WHAT IS REQUIRED: Go through the entries below and retype them exactly, omitting each picture.
+++ ITEMS +++
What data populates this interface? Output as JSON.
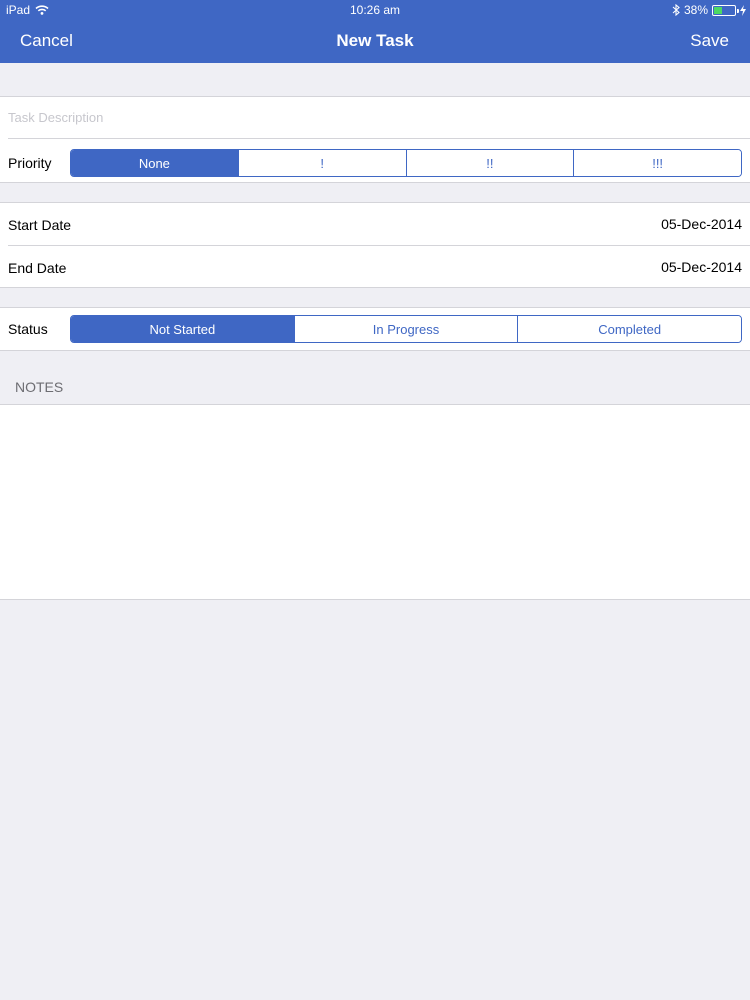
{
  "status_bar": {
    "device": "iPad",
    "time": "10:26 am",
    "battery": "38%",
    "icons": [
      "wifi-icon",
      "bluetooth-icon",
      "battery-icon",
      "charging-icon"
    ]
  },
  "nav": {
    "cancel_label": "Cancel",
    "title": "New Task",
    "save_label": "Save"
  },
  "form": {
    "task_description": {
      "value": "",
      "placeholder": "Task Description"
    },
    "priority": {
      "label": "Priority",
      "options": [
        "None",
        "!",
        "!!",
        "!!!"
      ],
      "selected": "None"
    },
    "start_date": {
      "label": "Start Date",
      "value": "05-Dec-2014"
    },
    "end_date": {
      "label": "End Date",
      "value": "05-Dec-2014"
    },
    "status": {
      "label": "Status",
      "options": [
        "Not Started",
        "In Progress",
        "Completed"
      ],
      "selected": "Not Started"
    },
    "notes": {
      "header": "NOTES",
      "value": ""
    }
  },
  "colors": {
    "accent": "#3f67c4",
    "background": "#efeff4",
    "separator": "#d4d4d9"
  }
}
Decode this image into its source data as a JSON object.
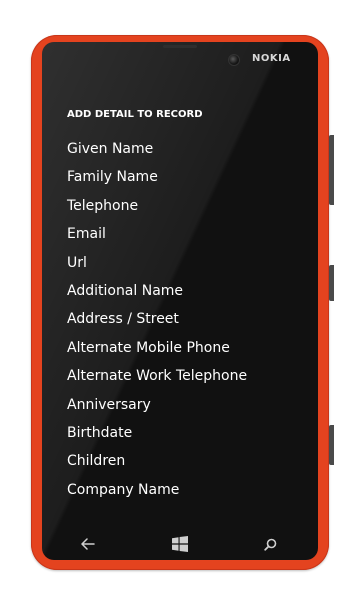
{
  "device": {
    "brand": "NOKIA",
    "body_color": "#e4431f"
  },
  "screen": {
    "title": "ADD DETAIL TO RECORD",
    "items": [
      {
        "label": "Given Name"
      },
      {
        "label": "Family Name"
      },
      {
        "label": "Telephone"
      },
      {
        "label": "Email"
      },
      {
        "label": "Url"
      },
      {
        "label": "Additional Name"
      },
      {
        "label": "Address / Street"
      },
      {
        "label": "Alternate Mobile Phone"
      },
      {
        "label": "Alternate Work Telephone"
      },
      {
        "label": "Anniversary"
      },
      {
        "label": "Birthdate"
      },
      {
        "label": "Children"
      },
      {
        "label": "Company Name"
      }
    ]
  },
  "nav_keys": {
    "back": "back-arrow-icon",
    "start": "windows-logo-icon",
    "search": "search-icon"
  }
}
+++
RESULT:
What data populates this interface? Output as JSON.
{
  "status_bar": {
    "device": "iPad",
    "time": "10:26 am",
    "battery": "38%",
    "icons": [
      "wifi-icon",
      "bluetooth-icon",
      "battery-icon",
      "charging-icon"
    ]
  },
  "nav": {
    "cancel_label": "Cancel",
    "title": "New Task",
    "save_label": "Save"
  },
  "form": {
    "task_description": {
      "value": "",
      "placeholder": "Task Description"
    },
    "priority": {
      "label": "Priority",
      "options": [
        "None",
        "!",
        "!!",
        "!!!"
      ],
      "selected": "None"
    },
    "start_date": {
      "label": "Start Date",
      "value": "05-Dec-2014"
    },
    "end_date": {
      "label": "End Date",
      "value": "05-Dec-2014"
    },
    "status": {
      "label": "Status",
      "options": [
        "Not Started",
        "In Progress",
        "Completed"
      ],
      "selected": "Not Started"
    },
    "notes": {
      "header": "NOTES",
      "value": ""
    }
  },
  "colors": {
    "accent": "#3f67c4",
    "background": "#efeff4",
    "separator": "#d4d4d9"
  }
}
Decode this image into its source data as a JSON object.
{
  "device": {
    "brand": "NOKIA",
    "body_color": "#e4431f"
  },
  "screen": {
    "title": "ADD DETAIL TO RECORD",
    "items": [
      {
        "label": "Given Name"
      },
      {
        "label": "Family Name"
      },
      {
        "label": "Telephone"
      },
      {
        "label": "Email"
      },
      {
        "label": "Url"
      },
      {
        "label": "Additional Name"
      },
      {
        "label": "Address / Street"
      },
      {
        "label": "Alternate Mobile Phone"
      },
      {
        "label": "Alternate Work Telephone"
      },
      {
        "label": "Anniversary"
      },
      {
        "label": "Birthdate"
      },
      {
        "label": "Children"
      },
      {
        "label": "Company Name"
      }
    ]
  },
  "nav_keys": {
    "back": "back-arrow-icon",
    "start": "windows-logo-icon",
    "search": "search-icon"
  }
}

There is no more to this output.